◆ WRITTEN EXERCISE ◆
Can you give all the records again without altering a single character?

Dataset listings of figures
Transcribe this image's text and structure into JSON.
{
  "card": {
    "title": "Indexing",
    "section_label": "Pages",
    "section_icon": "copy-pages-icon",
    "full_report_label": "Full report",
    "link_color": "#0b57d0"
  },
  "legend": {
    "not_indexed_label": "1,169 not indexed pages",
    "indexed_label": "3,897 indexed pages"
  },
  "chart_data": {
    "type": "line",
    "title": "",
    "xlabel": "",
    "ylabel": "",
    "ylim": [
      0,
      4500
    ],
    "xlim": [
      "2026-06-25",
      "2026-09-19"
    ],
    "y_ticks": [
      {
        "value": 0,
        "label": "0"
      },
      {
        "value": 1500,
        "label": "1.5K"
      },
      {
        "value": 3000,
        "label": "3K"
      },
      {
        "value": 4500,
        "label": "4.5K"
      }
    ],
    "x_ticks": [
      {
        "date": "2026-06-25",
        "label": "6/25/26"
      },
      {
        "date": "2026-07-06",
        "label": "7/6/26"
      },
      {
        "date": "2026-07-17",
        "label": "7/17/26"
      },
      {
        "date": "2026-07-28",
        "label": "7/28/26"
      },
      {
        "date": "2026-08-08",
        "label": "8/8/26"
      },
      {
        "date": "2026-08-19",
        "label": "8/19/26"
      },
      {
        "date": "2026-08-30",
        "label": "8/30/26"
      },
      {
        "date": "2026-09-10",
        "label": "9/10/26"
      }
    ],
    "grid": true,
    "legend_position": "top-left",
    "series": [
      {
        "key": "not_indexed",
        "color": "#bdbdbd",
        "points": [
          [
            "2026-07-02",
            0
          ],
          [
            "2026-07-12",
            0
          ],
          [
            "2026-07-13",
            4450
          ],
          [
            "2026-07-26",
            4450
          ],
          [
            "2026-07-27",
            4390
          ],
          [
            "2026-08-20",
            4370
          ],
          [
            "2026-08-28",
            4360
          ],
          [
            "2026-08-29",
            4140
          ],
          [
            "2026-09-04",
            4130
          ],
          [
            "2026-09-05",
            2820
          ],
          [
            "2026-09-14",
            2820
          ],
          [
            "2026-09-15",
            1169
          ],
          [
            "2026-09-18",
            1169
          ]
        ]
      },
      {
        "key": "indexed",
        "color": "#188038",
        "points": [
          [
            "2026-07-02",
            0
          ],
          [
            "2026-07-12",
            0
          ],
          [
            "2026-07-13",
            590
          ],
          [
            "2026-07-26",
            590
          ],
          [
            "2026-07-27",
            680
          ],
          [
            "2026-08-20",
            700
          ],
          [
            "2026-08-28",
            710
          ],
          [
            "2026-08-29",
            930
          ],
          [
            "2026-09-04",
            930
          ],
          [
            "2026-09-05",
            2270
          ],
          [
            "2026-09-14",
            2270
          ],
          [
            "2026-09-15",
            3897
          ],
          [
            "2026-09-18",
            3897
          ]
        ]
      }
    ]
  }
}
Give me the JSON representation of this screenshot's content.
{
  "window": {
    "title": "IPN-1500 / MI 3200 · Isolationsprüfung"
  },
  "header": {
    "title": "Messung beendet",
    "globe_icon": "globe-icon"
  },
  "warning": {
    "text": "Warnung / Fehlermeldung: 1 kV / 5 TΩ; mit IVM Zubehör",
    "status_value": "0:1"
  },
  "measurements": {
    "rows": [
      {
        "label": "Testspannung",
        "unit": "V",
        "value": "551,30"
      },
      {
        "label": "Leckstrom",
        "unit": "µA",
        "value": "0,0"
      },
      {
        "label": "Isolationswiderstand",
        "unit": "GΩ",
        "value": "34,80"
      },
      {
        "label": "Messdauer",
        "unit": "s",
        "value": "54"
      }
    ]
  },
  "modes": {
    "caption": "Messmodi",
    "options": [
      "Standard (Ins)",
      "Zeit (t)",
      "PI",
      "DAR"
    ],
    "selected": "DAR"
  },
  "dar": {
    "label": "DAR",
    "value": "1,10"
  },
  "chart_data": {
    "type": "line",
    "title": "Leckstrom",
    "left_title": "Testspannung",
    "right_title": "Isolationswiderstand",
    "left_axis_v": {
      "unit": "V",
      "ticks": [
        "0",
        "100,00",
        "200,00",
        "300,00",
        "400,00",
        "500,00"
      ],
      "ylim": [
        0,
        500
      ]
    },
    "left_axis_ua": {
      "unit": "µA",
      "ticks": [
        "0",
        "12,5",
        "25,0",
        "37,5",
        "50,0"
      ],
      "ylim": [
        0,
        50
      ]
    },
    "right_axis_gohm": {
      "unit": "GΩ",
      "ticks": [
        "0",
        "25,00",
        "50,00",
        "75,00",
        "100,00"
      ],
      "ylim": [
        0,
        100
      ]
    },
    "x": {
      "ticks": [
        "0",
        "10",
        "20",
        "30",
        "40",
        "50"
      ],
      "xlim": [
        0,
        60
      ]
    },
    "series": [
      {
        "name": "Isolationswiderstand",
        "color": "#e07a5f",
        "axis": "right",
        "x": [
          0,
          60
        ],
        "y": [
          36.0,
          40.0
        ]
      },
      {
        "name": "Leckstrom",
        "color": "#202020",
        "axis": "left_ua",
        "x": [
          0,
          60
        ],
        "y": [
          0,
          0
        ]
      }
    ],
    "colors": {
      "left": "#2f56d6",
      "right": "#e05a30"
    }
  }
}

◆ SOLVED EXERCISE ◆
Transcribe this image's text and structure into JSON.
{
  "card": {
    "title": "Indexing",
    "section_label": "Pages",
    "section_icon": "copy-pages-icon",
    "full_report_label": "Full report",
    "link_color": "#0b57d0"
  },
  "legend": {
    "not_indexed_label": "1,169 not indexed pages",
    "indexed_label": "3,897 indexed pages"
  },
  "chart_data": {
    "type": "line",
    "title": "",
    "xlabel": "",
    "ylabel": "",
    "ylim": [
      0,
      4500
    ],
    "xlim": [
      "2026-06-25",
      "2026-09-19"
    ],
    "y_ticks": [
      {
        "value": 0,
        "label": "0"
      },
      {
        "value": 1500,
        "label": "1.5K"
      },
      {
        "value": 3000,
        "label": "3K"
      },
      {
        "value": 4500,
        "label": "4.5K"
      }
    ],
    "x_ticks": [
      {
        "date": "2026-06-25",
        "label": "6/25/26"
      },
      {
        "date": "2026-07-06",
        "label": "7/6/26"
      },
      {
        "date": "2026-07-17",
        "label": "7/17/26"
      },
      {
        "date": "2026-07-28",
        "label": "7/28/26"
      },
      {
        "date": "2026-08-08",
        "label": "8/8/26"
      },
      {
        "date": "2026-08-19",
        "label": "8/19/26"
      },
      {
        "date": "2026-08-30",
        "label": "8/30/26"
      },
      {
        "date": "2026-09-10",
        "label": "9/10/26"
      }
    ],
    "grid": true,
    "legend_position": "top-left",
    "series": [
      {
        "key": "not_indexed",
        "color": "#bdbdbd",
        "points": [
          [
            "2026-07-02",
            0
          ],
          [
            "2026-07-12",
            0
          ],
          [
            "2026-07-13",
            4450
          ],
          [
            "2026-07-26",
            4450
          ],
          [
            "2026-07-27",
            4390
          ],
          [
            "2026-08-20",
            4370
          ],
          [
            "2026-08-28",
            4360
          ],
          [
            "2026-08-29",
            4140
          ],
          [
            "2026-09-04",
            4130
          ],
          [
            "2026-09-05",
            2820
          ],
          [
            "2026-09-14",
            2820
          ],
          [
            "2026-09-15",
            1169
          ],
          [
            "2026-09-18",
            1169
          ]
        ]
      },
      {
        "key": "indexed",
        "color": "#188038",
        "points": [
          [
            "2026-07-02",
            0
          ],
          [
            "2026-07-12",
            0
          ],
          [
            "2026-07-13",
            590
          ],
          [
            "2026-07-26",
            590
          ],
          [
            "2026-07-27",
            680
          ],
          [
            "2026-08-20",
            700
          ],
          [
            "2026-08-28",
            710
          ],
          [
            "2026-08-29",
            930
          ],
          [
            "2026-09-04",
            930
          ],
          [
            "2026-09-05",
            2270
          ],
          [
            "2026-09-14",
            2270
          ],
          [
            "2026-09-15",
            3897
          ],
          [
            "2026-09-18",
            3897
          ]
        ]
      }
    ]
  }
}
Give me the JSON representation of this screenshot's content.
{
  "window": {
    "title": "IPN-1500 / MI 3200 · Isolationsprüfung"
  },
  "header": {
    "title": "Messung beendet",
    "globe_icon": "globe-icon"
  },
  "warning": {
    "text": "Warnung / Fehlermeldung: 1 kV / 5 TΩ; mit IVM Zubehör",
    "status_value": "0:1"
  },
  "measurements": {
    "rows": [
      {
        "label": "Testspannung",
        "unit": "V",
        "value": "551,30"
      },
      {
        "label": "Leckstrom",
        "unit": "µA",
        "value": "0,0"
      },
      {
        "label": "Isolationswiderstand",
        "unit": "GΩ",
        "value": "34,80"
      },
      {
        "label": "Messdauer",
        "unit": "s",
        "value": "54"
      }
    ]
  },
  "modes": {
    "caption": "Messmodi",
    "options": [
      "Standard (Ins)",
      "Zeit (t)",
      "PI",
      "DAR"
    ],
    "selected": "DAR"
  },
  "dar": {
    "label": "DAR",
    "value": "1,10"
  },
  "chart_data": {
    "type": "line",
    "title": "Leckstrom",
    "left_title": "Testspannung",
    "right_title": "Isolationswiderstand",
    "left_axis_v": {
      "unit": "V",
      "ticks": [
        "0",
        "100,00",
        "200,00",
        "300,00",
        "400,00",
        "500,00"
      ],
      "ylim": [
        0,
        500
      ]
    },
    "left_axis_ua": {
      "unit": "µA",
      "ticks": [
        "0",
        "12,5",
        "25,0",
        "37,5",
        "50,0"
      ],
      "ylim": [
        0,
        50
      ]
    },
    "right_axis_gohm": {
      "unit": "GΩ",
      "ticks": [
        "0",
        "25,00",
        "50,00",
        "75,00",
        "100,00"
      ],
      "ylim": [
        0,
        100
      ]
    },
    "x": {
      "ticks": [
        "0",
        "10",
        "20",
        "30",
        "40",
        "50"
      ],
      "xlim": [
        0,
        60
      ]
    },
    "series": [
      {
        "name": "Isolationswiderstand",
        "color": "#e07a5f",
        "axis": "right",
        "x": [
          0,
          60
        ],
        "y": [
          36.0,
          40.0
        ]
      },
      {
        "name": "Leckstrom",
        "color": "#202020",
        "axis": "left_ua",
        "x": [
          0,
          60
        ],
        "y": [
          0,
          0
        ]
      }
    ],
    "colors": {
      "left": "#2f56d6",
      "right": "#e05a30"
    }
  }
}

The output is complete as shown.